▶ [AIM]:
Report the total number of lines that include the string "anpassen", without any other text.

▶ [SUPPLIED RECORDS]:
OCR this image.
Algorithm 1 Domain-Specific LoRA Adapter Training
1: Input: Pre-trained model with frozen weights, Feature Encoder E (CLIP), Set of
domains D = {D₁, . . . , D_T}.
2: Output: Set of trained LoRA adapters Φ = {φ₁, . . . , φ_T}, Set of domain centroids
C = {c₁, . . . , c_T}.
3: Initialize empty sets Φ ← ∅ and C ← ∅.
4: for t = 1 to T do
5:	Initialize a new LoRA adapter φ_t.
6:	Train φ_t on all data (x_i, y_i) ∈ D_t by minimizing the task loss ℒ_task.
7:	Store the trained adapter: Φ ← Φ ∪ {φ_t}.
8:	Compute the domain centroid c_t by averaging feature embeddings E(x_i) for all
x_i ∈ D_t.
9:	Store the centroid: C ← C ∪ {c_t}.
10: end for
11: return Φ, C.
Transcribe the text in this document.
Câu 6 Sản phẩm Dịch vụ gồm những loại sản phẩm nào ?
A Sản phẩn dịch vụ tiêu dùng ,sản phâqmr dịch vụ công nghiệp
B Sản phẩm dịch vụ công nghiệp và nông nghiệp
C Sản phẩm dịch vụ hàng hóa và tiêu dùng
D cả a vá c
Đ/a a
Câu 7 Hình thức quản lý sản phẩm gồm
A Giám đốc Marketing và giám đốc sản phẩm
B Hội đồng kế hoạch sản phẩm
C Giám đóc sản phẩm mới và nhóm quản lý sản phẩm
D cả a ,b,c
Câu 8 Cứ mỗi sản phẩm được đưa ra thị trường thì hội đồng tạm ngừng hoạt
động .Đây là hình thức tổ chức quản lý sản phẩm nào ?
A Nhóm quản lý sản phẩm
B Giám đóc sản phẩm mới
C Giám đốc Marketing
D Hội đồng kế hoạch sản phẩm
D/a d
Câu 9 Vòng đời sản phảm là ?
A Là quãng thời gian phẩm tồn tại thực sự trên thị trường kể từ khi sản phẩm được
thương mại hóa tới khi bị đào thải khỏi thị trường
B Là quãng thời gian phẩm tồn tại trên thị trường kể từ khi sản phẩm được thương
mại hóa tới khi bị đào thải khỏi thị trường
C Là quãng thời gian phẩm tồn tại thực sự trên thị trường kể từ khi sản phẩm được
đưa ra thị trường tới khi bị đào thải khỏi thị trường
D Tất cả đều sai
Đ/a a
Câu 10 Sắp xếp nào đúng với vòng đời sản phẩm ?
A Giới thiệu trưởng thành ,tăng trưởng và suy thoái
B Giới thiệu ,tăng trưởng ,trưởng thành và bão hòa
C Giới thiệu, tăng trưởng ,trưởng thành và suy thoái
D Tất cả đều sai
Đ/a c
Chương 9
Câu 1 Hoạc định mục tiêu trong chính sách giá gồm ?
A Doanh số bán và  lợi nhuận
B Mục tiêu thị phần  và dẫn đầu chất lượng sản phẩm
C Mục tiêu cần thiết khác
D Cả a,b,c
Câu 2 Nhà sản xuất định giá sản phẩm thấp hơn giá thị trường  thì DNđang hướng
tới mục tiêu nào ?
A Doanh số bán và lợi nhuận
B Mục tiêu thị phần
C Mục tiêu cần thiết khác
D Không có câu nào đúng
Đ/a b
==
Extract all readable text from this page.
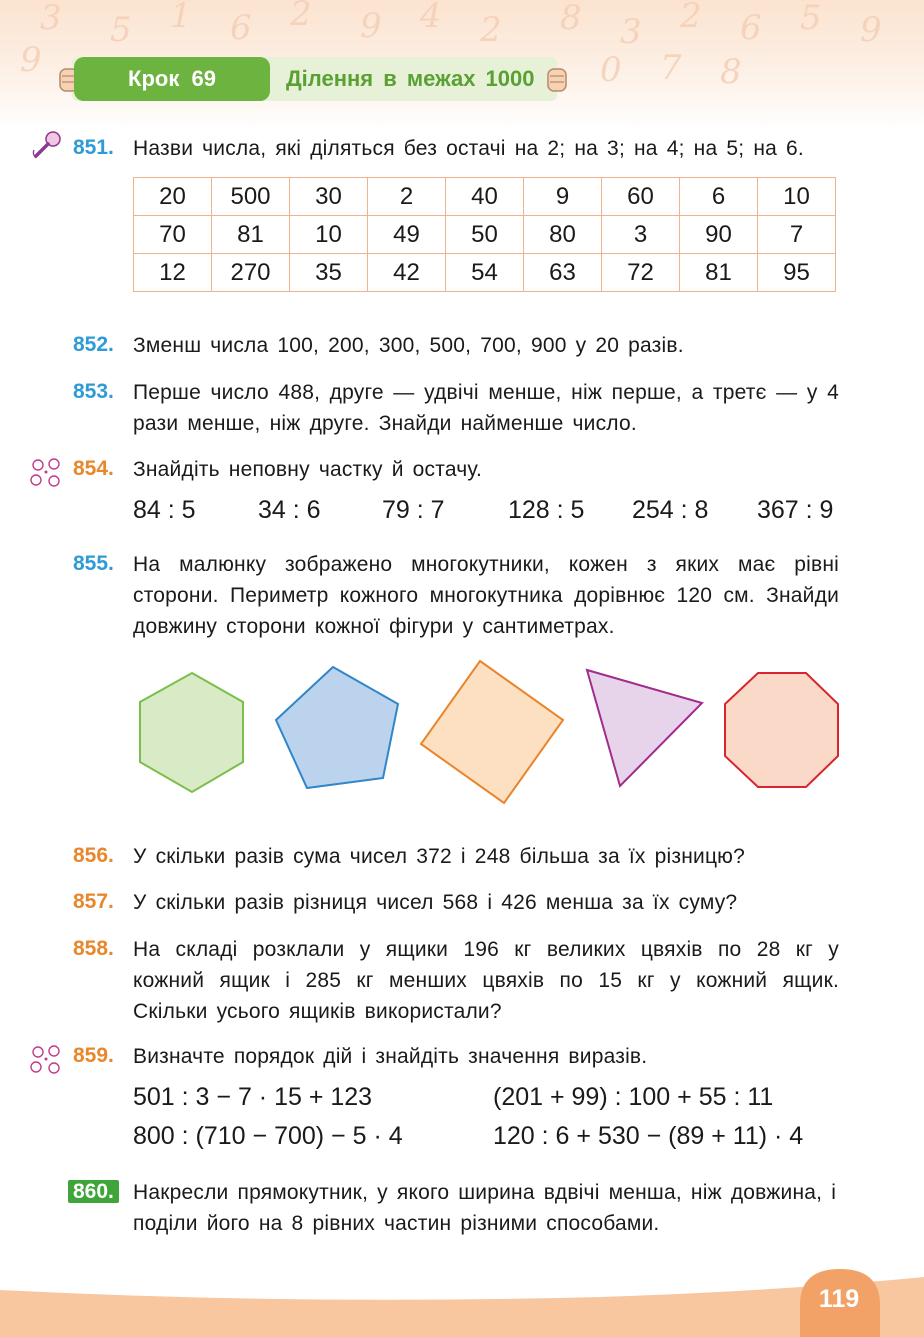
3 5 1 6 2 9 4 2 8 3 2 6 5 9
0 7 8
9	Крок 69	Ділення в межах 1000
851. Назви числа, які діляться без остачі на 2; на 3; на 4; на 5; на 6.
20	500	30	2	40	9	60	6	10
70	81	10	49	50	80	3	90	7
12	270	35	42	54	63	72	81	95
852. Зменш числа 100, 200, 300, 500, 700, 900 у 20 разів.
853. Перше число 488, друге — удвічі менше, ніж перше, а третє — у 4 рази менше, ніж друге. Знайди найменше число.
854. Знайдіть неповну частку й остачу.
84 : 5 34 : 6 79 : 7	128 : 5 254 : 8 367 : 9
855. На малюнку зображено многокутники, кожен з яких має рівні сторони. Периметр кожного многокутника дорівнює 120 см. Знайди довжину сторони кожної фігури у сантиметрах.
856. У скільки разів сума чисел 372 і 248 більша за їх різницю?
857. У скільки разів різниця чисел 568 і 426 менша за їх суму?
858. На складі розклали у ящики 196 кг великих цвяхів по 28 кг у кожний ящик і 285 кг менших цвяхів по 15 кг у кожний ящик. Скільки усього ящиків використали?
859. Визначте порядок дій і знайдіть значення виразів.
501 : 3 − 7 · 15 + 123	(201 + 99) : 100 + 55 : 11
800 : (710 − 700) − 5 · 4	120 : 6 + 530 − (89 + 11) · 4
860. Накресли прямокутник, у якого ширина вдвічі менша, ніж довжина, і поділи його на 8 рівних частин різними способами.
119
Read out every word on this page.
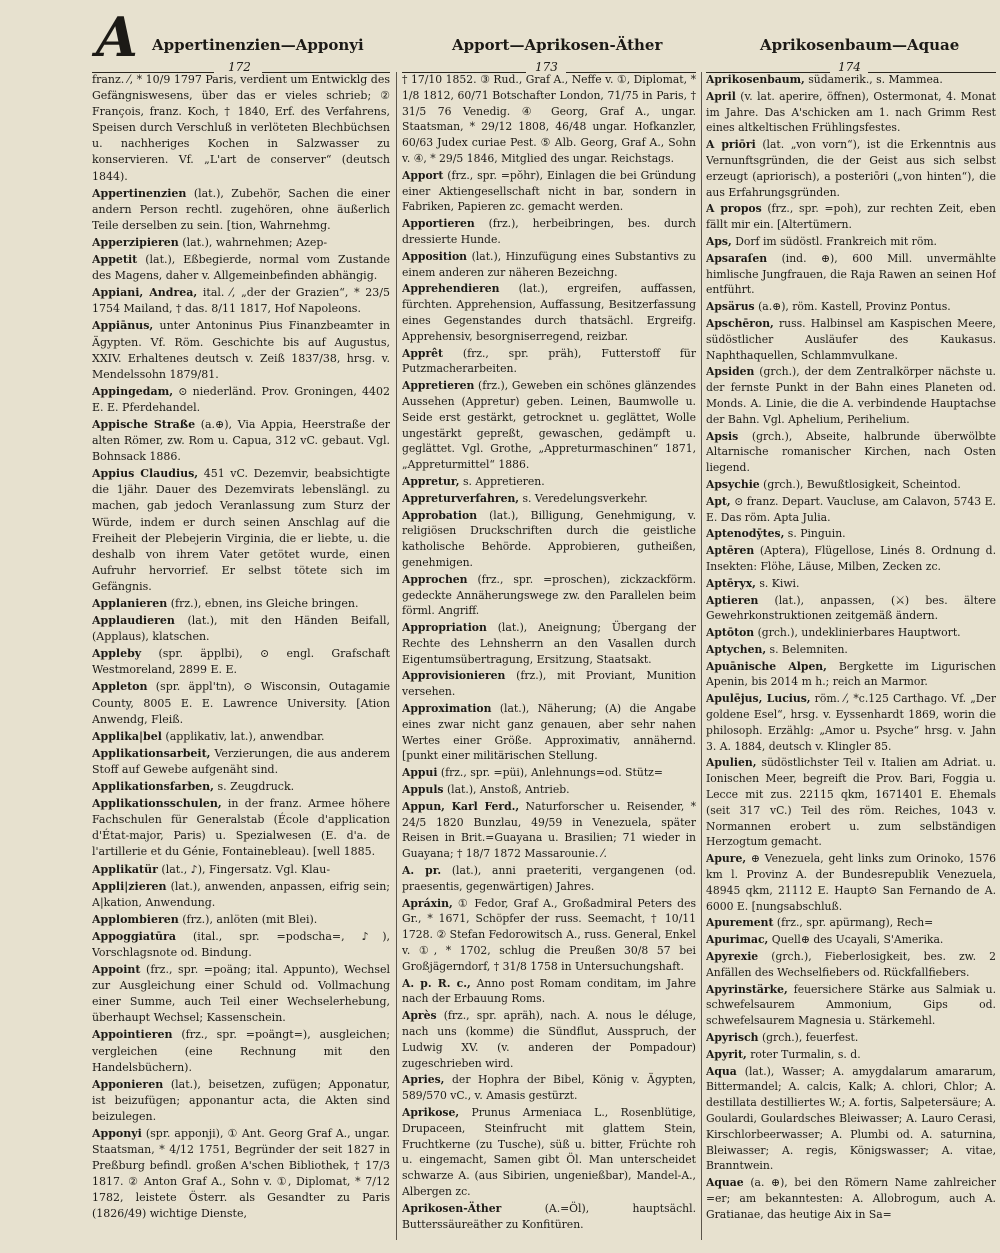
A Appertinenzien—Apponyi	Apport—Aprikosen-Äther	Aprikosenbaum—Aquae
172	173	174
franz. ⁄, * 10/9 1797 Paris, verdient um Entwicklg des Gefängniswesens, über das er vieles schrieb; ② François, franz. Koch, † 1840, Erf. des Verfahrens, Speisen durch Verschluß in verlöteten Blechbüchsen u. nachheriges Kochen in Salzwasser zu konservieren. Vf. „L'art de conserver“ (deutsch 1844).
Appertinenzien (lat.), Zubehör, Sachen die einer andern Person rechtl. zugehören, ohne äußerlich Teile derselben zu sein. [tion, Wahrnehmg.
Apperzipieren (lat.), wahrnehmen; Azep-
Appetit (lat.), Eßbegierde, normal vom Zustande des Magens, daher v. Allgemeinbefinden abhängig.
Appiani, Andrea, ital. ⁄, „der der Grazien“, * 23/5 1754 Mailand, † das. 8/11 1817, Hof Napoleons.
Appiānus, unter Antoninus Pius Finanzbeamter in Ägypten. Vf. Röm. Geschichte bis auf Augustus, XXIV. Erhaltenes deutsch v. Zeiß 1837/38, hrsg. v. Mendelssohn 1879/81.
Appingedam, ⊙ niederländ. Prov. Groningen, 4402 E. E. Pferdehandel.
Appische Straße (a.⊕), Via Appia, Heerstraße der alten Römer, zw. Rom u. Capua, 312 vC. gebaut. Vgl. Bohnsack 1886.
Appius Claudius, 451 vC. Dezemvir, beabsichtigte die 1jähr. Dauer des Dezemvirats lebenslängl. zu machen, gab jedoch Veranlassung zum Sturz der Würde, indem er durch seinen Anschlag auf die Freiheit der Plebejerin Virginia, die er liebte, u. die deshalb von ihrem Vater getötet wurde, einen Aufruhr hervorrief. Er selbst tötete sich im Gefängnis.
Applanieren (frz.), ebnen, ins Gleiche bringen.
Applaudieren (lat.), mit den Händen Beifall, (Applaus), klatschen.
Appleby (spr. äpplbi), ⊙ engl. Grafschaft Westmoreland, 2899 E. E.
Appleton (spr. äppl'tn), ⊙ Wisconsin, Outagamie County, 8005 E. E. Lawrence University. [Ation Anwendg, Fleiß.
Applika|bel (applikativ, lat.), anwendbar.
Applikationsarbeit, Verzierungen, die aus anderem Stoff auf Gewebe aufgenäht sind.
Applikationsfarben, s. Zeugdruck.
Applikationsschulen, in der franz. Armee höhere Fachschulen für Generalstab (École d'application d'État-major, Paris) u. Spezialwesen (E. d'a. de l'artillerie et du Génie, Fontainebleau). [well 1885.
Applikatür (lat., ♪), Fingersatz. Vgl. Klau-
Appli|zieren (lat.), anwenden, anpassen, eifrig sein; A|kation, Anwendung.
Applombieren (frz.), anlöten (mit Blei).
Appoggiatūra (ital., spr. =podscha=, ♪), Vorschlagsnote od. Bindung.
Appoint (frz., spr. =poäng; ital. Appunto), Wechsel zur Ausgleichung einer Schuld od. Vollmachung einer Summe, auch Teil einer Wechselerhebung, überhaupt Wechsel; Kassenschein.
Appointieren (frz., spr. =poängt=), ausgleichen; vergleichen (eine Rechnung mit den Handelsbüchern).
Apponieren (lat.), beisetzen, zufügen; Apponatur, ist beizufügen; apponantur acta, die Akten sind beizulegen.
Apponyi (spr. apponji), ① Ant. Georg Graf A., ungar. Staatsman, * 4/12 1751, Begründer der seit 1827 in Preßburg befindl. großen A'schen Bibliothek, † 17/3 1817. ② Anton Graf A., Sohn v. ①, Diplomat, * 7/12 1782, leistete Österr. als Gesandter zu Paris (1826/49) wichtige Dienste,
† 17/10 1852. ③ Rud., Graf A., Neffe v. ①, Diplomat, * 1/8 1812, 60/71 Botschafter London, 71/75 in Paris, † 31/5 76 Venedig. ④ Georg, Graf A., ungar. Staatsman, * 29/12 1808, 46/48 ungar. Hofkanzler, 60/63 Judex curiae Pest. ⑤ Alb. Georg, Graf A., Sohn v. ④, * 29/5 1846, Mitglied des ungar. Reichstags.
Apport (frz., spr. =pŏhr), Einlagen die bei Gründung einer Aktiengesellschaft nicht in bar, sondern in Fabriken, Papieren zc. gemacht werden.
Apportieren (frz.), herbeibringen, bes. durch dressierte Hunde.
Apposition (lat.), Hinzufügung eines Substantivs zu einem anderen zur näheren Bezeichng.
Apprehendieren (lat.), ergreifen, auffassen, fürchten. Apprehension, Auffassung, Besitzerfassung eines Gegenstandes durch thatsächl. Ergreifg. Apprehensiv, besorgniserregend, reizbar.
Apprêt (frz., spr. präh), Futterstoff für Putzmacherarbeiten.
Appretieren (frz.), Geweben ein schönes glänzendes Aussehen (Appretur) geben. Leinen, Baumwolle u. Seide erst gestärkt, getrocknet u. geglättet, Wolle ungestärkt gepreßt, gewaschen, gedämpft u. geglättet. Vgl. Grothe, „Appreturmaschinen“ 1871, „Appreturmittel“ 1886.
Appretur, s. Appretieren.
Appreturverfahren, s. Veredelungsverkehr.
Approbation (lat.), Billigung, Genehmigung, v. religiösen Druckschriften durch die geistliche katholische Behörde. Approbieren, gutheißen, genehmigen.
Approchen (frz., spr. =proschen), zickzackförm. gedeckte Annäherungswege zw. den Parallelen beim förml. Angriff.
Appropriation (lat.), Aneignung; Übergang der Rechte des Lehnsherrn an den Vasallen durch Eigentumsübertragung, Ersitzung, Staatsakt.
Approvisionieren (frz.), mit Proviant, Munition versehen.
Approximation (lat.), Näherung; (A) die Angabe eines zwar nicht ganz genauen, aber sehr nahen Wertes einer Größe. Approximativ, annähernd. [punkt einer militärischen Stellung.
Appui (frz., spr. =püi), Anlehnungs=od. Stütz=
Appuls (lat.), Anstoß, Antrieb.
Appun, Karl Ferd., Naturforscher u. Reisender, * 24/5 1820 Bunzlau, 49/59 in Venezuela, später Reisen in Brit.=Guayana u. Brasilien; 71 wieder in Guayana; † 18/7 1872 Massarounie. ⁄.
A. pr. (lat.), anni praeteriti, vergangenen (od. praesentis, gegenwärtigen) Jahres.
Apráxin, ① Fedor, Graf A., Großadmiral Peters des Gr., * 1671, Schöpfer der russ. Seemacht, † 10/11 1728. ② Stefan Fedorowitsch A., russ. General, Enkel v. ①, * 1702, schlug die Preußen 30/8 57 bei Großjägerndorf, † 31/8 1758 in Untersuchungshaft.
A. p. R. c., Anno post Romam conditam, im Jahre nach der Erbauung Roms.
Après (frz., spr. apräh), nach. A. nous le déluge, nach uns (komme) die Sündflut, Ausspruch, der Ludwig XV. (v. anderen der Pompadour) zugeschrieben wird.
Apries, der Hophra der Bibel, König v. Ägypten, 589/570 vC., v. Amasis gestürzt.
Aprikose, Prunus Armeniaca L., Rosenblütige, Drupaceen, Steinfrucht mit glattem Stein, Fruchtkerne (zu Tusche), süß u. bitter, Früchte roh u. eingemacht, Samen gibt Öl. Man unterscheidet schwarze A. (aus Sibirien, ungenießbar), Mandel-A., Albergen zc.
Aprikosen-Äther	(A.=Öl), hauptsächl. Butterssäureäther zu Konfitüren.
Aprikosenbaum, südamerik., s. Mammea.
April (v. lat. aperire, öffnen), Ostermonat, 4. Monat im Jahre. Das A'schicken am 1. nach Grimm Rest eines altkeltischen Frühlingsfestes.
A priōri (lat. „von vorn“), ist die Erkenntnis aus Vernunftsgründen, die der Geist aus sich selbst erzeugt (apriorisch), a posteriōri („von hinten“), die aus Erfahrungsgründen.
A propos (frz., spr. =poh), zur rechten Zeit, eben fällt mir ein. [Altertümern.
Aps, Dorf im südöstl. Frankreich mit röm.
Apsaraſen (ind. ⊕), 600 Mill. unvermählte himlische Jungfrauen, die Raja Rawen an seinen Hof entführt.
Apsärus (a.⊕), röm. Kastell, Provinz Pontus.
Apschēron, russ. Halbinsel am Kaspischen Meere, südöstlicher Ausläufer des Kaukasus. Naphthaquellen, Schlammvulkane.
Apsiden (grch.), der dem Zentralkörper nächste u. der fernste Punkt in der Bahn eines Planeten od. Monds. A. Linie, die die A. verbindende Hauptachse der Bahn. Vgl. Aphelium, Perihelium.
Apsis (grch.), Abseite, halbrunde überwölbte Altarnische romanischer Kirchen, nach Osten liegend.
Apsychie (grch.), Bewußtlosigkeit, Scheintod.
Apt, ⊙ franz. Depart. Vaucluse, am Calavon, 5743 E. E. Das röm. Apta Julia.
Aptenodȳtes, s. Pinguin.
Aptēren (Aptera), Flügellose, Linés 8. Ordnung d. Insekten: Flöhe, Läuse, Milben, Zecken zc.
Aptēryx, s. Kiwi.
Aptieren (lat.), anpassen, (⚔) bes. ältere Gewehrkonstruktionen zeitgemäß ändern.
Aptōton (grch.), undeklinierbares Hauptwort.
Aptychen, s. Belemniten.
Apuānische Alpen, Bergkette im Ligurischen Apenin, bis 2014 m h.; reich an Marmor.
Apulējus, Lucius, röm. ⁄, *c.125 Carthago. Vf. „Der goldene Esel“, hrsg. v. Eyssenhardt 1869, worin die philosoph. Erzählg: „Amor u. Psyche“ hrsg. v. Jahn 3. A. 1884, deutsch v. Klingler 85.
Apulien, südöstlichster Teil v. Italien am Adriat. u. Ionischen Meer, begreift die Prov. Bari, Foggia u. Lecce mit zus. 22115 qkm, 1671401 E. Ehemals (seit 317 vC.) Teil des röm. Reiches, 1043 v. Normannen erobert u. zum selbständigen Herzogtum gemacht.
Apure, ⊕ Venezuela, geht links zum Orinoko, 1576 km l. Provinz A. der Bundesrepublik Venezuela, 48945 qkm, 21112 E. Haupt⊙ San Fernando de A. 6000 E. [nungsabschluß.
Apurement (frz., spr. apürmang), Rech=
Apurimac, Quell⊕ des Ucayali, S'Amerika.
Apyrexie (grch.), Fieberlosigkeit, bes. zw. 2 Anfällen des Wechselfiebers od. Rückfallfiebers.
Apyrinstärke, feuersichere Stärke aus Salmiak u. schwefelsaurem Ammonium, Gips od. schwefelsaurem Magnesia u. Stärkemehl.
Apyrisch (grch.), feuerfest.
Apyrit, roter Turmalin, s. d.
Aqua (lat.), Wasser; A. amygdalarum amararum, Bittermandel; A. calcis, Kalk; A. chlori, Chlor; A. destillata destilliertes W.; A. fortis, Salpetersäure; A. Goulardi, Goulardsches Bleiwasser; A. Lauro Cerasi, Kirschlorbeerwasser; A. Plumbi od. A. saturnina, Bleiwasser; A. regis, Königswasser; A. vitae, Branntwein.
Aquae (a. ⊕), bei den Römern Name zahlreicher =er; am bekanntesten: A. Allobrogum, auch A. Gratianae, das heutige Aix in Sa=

▶ [FINAL RESULT]:
2